<<<<

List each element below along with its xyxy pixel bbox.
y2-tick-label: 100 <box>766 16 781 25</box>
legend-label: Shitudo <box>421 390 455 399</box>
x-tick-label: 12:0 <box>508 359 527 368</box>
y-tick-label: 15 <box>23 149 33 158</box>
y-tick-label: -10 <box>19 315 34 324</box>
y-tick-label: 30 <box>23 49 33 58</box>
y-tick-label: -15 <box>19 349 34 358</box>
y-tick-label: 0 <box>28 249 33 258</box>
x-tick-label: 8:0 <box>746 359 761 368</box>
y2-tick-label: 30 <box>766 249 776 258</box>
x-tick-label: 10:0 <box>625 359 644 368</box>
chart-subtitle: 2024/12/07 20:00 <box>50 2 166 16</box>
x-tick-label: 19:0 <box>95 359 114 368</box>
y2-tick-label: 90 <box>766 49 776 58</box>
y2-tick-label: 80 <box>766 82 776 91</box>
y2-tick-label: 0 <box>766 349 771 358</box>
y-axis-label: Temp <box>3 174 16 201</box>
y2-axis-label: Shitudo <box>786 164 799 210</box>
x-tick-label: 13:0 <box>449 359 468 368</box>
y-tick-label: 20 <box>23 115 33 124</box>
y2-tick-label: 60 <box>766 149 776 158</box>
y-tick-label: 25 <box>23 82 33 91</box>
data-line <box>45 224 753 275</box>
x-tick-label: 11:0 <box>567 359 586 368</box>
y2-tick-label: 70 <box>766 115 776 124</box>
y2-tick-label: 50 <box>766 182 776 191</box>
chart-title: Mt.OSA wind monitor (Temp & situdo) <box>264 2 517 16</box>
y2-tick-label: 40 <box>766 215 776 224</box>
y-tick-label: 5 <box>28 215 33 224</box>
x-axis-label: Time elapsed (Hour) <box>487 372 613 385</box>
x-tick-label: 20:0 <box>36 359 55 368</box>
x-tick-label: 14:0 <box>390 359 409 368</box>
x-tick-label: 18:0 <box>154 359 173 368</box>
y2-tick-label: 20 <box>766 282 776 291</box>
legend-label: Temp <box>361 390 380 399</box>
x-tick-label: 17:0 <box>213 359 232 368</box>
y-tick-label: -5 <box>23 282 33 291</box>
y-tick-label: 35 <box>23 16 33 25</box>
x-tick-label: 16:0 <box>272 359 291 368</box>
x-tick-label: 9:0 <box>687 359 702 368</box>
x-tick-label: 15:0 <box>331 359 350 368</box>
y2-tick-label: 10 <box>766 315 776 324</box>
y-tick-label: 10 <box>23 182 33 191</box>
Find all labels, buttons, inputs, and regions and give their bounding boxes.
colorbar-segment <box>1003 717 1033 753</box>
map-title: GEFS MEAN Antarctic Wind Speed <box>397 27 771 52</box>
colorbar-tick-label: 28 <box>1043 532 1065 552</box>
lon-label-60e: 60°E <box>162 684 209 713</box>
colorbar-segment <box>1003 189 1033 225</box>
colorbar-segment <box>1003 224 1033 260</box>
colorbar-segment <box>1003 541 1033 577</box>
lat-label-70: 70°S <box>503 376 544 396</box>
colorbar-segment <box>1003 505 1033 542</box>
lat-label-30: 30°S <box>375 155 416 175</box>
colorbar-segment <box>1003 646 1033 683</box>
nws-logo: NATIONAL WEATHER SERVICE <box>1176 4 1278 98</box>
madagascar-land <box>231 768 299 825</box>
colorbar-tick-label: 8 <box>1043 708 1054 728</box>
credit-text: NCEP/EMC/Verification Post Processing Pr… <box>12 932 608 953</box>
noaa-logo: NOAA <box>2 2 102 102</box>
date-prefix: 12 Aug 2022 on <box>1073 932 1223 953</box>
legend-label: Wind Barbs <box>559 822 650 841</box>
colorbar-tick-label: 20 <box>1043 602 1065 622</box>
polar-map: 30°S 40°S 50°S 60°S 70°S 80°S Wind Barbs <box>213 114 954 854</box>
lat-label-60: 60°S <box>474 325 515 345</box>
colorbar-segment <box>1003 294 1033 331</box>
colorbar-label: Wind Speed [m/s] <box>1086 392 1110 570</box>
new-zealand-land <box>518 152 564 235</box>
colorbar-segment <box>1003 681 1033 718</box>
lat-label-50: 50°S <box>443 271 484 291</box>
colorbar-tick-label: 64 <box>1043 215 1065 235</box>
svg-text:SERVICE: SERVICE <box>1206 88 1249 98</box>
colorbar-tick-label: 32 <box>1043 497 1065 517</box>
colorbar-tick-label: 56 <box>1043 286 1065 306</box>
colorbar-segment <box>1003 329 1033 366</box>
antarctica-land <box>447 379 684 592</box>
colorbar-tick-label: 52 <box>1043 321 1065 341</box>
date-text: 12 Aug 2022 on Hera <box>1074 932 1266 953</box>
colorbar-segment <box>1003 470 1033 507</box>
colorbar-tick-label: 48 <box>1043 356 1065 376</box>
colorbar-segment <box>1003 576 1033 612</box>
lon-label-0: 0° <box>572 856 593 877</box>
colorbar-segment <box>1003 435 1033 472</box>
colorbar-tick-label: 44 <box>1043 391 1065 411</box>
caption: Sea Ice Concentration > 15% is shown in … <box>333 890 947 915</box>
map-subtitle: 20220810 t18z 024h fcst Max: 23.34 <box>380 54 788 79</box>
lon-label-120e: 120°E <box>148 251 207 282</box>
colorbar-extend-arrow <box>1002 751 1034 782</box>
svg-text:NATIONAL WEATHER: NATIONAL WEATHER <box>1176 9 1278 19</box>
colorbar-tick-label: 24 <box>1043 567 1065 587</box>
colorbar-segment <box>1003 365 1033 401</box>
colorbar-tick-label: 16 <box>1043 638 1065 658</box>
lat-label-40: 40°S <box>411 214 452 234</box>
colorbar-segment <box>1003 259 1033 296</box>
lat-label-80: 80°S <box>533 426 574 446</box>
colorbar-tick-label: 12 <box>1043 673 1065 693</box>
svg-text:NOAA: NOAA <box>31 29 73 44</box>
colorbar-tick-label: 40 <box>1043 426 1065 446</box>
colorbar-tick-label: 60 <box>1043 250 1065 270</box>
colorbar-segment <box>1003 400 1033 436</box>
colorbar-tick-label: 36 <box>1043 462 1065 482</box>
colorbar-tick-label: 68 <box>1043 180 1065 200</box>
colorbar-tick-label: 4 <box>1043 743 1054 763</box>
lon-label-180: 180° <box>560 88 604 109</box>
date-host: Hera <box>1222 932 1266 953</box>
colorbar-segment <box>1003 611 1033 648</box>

>>>>

The request :: Reproduce every line of the rows above verbatim, without changing a single character.

The answer ::
List each element below along with its xyxy pixel bbox.
y2-tick-label: 100 <box>766 16 781 25</box>
legend-label: Shitudo <box>421 390 455 399</box>
x-tick-label: 12:0 <box>508 359 527 368</box>
y-tick-label: 15 <box>23 149 33 158</box>
y-tick-label: -10 <box>19 315 34 324</box>
y-tick-label: 30 <box>23 49 33 58</box>
y-tick-label: -15 <box>19 349 34 358</box>
y-tick-label: 0 <box>28 249 33 258</box>
x-tick-label: 8:0 <box>746 359 761 368</box>
y2-tick-label: 30 <box>766 249 776 258</box>
x-tick-label: 10:0 <box>625 359 644 368</box>
chart-subtitle: 2024/12/07 20:00 <box>50 2 166 16</box>
x-tick-label: 19:0 <box>95 359 114 368</box>
y2-tick-label: 90 <box>766 49 776 58</box>
y2-tick-label: 80 <box>766 82 776 91</box>
y2-tick-label: 0 <box>766 349 771 358</box>
y-axis-label: Temp <box>3 174 16 201</box>
y2-axis-label: Shitudo <box>786 164 799 210</box>
x-tick-label: 13:0 <box>449 359 468 368</box>
y-tick-label: 20 <box>23 115 33 124</box>
y2-tick-label: 60 <box>766 149 776 158</box>
y-tick-label: 25 <box>23 82 33 91</box>
data-line <box>45 224 753 275</box>
x-tick-label: 11:0 <box>567 359 586 368</box>
y2-tick-label: 70 <box>766 115 776 124</box>
y2-tick-label: 50 <box>766 182 776 191</box>
chart-title: Mt.OSA wind monitor (Temp & situdo) <box>264 2 517 16</box>
y2-tick-label: 40 <box>766 215 776 224</box>
y-tick-label: 5 <box>28 215 33 224</box>
x-axis-label: Time elapsed (Hour) <box>487 372 613 385</box>
x-tick-label: 20:0 <box>36 359 55 368</box>
x-tick-label: 14:0 <box>390 359 409 368</box>
x-tick-label: 18:0 <box>154 359 173 368</box>
y2-tick-label: 20 <box>766 282 776 291</box>
legend-label: Temp <box>361 390 380 399</box>
x-tick-label: 17:0 <box>213 359 232 368</box>
y-tick-label: -5 <box>23 282 33 291</box>
y-tick-label: 35 <box>23 16 33 25</box>
x-tick-label: 16:0 <box>272 359 291 368</box>
x-tick-label: 9:0 <box>687 359 702 368</box>
x-tick-label: 15:0 <box>331 359 350 368</box>
y2-tick-label: 10 <box>766 315 776 324</box>
y-tick-label: 10 <box>23 182 33 191</box>
Find all labels, buttons, inputs, and regions and give their bounding boxes.
colorbar-segment <box>1003 717 1033 753</box>
map-title: GEFS MEAN Antarctic Wind Speed <box>397 27 771 52</box>
colorbar-tick-label: 28 <box>1043 532 1065 552</box>
lon-label-60e: 60°E <box>162 684 209 713</box>
colorbar-segment <box>1003 189 1033 225</box>
colorbar-segment <box>1003 224 1033 260</box>
colorbar-segment <box>1003 541 1033 577</box>
lat-label-70: 70°S <box>503 376 544 396</box>
colorbar-segment <box>1003 505 1033 542</box>
lat-label-30: 30°S <box>375 155 416 175</box>
colorbar-segment <box>1003 646 1033 683</box>
nws-logo: NATIONAL WEATHER SERVICE <box>1176 4 1278 98</box>
madagascar-land <box>231 768 299 825</box>
colorbar-tick-label: 8 <box>1043 708 1054 728</box>
credit-text: NCEP/EMC/Verification Post Processing Pr… <box>12 932 608 953</box>
noaa-logo: NOAA <box>2 2 102 102</box>
date-prefix: 12 Aug 2022 on <box>1073 932 1223 953</box>
legend-label: Wind Barbs <box>559 822 650 841</box>
colorbar-tick-label: 20 <box>1043 602 1065 622</box>
polar-map: 30°S 40°S 50°S 60°S 70°S 80°S Wind Barbs <box>213 114 954 854</box>
lat-label-60: 60°S <box>474 325 515 345</box>
colorbar-segment <box>1003 294 1033 331</box>
colorbar-label: Wind Speed [m/s] <box>1086 392 1110 570</box>
new-zealand-land <box>518 152 564 235</box>
colorbar-segment <box>1003 681 1033 718</box>
lat-label-50: 50°S <box>443 271 484 291</box>
colorbar-tick-label: 64 <box>1043 215 1065 235</box>
svg-text:SERVICE: SERVICE <box>1206 88 1249 98</box>
colorbar-tick-label: 32 <box>1043 497 1065 517</box>
colorbar-tick-label: 56 <box>1043 286 1065 306</box>
colorbar-segment <box>1003 329 1033 366</box>
antarctica-land <box>447 379 684 592</box>
colorbar-tick-label: 52 <box>1043 321 1065 341</box>
date-text: 12 Aug 2022 on Hera <box>1074 932 1266 953</box>
colorbar-segment <box>1003 470 1033 507</box>
colorbar-tick-label: 48 <box>1043 356 1065 376</box>
colorbar-segment <box>1003 576 1033 612</box>
lon-label-0: 0° <box>572 856 593 877</box>
colorbar-segment <box>1003 435 1033 472</box>
colorbar-tick-label: 44 <box>1043 391 1065 411</box>
caption: Sea Ice Concentration > 15% is shown in … <box>333 890 947 915</box>
map-subtitle: 20220810 t18z 024h fcst Max: 23.34 <box>380 54 788 79</box>
lon-label-120e: 120°E <box>148 251 207 282</box>
colorbar-extend-arrow <box>1002 751 1034 782</box>
svg-text:NATIONAL WEATHER: NATIONAL WEATHER <box>1176 9 1278 19</box>
colorbar-tick-label: 24 <box>1043 567 1065 587</box>
colorbar-segment <box>1003 365 1033 401</box>
colorbar-tick-label: 16 <box>1043 638 1065 658</box>
lat-label-40: 40°S <box>411 214 452 234</box>
colorbar-segment <box>1003 259 1033 296</box>
lat-label-80: 80°S <box>533 426 574 446</box>
colorbar-tick-label: 12 <box>1043 673 1065 693</box>
svg-text:NOAA: NOAA <box>31 29 73 44</box>
colorbar-tick-label: 40 <box>1043 426 1065 446</box>
colorbar-tick-label: 60 <box>1043 250 1065 270</box>
colorbar-segment <box>1003 400 1033 436</box>
colorbar-tick-label: 36 <box>1043 462 1065 482</box>
colorbar-tick-label: 68 <box>1043 180 1065 200</box>
colorbar-tick-label: 4 <box>1043 743 1054 763</box>
lon-label-180: 180° <box>560 88 604 109</box>
date-host: Hera <box>1222 932 1266 953</box>
colorbar-segment <box>1003 611 1033 648</box>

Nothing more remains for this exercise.